- **To do**
Pull every line from the records below that contains the string "dropdown".
[begin Input data]
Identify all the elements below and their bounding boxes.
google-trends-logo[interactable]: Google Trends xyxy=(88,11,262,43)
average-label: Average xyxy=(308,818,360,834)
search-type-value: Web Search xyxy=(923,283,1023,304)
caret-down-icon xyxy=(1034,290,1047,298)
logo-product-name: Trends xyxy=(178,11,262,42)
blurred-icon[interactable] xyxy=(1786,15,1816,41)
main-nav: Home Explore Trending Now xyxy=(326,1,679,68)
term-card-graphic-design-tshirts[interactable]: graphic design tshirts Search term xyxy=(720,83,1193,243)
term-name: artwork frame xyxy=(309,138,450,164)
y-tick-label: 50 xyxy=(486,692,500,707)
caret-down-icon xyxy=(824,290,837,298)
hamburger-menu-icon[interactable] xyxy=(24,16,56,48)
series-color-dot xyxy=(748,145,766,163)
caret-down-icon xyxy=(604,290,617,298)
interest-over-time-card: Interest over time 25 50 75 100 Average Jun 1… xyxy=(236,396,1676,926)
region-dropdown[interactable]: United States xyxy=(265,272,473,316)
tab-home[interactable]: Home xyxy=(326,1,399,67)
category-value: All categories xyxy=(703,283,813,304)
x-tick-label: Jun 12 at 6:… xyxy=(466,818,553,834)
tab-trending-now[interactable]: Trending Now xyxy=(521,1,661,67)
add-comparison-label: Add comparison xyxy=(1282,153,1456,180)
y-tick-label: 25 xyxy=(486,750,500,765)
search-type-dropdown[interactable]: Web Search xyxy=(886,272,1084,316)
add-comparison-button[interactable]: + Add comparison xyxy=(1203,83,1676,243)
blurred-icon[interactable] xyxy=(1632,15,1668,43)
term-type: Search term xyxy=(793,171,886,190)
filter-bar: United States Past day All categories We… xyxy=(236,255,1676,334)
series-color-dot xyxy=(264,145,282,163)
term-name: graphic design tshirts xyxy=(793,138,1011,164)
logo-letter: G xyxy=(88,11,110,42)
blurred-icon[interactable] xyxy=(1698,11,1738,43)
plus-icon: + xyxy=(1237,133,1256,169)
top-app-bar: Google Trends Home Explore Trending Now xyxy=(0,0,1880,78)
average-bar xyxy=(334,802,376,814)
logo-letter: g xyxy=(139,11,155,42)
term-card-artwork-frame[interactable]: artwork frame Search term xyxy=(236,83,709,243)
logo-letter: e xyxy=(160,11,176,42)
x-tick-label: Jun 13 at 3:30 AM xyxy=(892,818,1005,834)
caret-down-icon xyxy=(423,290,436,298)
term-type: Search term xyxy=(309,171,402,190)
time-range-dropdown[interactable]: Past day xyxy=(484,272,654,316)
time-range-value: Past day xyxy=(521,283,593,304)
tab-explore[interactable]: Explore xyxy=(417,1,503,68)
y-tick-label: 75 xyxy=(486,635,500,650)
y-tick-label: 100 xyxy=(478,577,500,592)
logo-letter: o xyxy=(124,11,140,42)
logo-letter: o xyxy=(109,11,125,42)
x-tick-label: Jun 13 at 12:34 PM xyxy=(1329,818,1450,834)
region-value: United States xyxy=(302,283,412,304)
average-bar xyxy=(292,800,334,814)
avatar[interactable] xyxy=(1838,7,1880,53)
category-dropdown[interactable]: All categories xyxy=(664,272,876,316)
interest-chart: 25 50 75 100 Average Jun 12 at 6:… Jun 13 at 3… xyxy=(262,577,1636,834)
[end Input data]
- **Result**
region-dropdown[interactable]: United States xyxy=(265,272,473,316)
search-type-dropdown[interactable]: Web Search xyxy=(886,272,1084,316)
time-range-dropdown[interactable]: Past day xyxy=(484,272,654,316)
category-dropdown[interactable]: All categories xyxy=(664,272,876,316)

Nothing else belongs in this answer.